Dataset excerpts ▸
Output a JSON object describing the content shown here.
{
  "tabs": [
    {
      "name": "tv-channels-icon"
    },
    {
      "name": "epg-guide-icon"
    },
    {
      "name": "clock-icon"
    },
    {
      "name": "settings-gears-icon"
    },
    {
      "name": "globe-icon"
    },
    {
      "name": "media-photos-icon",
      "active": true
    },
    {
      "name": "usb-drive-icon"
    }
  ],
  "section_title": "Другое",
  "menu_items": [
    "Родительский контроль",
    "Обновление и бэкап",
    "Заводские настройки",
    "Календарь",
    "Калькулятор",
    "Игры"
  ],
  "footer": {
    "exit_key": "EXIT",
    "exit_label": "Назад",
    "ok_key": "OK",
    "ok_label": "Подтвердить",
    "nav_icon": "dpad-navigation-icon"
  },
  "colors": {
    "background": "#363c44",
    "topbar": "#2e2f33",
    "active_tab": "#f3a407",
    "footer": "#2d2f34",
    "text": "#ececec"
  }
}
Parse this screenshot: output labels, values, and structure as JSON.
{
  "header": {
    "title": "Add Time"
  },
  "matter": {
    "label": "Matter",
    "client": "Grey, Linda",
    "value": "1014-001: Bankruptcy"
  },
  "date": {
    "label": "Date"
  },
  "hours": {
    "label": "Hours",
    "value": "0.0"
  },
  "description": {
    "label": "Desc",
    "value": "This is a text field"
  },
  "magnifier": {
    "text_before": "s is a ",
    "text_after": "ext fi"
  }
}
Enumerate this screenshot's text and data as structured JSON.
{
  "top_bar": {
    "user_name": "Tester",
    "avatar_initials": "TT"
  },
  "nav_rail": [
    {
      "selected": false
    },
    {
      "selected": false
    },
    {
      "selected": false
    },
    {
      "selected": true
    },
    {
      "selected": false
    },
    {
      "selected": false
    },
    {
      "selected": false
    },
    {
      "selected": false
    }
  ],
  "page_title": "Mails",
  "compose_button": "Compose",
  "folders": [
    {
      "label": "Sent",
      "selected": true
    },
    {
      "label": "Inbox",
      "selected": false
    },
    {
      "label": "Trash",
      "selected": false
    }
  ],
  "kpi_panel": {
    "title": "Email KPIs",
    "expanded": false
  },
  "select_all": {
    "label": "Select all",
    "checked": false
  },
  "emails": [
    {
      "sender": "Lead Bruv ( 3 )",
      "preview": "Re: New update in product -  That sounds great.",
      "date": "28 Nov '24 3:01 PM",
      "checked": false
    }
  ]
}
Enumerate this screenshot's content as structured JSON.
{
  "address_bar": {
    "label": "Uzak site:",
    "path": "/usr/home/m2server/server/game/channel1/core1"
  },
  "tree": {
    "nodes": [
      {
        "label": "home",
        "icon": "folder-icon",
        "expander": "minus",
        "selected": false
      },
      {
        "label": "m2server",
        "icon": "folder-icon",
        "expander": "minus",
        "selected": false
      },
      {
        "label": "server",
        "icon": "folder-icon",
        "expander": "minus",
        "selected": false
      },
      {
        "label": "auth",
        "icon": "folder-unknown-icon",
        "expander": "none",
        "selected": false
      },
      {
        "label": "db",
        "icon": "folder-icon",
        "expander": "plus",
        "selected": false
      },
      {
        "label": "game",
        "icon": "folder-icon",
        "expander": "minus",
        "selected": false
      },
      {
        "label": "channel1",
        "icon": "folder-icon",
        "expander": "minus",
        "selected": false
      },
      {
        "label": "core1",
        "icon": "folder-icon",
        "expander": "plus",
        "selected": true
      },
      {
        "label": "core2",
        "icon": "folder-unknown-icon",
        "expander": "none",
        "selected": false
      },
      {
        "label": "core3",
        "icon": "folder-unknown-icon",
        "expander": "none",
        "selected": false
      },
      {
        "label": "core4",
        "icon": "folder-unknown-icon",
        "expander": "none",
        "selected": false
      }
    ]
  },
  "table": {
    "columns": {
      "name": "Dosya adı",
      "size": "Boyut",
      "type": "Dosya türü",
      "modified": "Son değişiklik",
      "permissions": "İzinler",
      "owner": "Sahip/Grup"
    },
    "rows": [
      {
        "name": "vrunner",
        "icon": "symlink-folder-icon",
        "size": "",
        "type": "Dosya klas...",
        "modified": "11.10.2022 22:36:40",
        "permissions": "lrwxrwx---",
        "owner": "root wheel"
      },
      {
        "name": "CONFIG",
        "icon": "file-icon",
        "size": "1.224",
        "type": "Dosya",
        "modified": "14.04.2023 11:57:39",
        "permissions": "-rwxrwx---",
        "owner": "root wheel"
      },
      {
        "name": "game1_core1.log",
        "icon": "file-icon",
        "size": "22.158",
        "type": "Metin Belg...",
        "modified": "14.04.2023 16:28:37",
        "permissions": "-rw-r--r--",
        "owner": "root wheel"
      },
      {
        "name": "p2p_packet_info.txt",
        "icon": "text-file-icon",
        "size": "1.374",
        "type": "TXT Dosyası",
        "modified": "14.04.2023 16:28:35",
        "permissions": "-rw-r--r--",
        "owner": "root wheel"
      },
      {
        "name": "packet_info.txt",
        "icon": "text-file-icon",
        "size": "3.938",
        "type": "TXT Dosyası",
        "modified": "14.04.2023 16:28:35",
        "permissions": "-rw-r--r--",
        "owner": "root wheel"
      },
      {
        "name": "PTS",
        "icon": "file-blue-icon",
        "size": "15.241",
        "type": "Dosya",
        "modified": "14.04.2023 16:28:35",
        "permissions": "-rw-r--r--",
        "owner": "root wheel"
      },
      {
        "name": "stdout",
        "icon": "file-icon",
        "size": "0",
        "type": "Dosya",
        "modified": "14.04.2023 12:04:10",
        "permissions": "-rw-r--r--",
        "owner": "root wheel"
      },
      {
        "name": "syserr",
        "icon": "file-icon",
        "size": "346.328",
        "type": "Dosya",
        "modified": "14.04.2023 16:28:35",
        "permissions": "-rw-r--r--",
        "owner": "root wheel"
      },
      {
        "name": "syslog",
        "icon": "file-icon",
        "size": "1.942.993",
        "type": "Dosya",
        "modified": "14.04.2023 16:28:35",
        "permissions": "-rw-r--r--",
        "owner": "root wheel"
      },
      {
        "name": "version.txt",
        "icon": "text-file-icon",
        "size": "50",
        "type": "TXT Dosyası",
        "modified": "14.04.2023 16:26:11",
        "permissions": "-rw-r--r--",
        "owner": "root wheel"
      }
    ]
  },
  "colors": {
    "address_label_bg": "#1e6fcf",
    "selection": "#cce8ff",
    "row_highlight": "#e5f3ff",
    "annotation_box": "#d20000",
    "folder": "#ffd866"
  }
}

Aim of the exercise ▸
Check each line above for the word "home" and give the number of lines that have it, nothing else.

Answer for this exercise ▸
2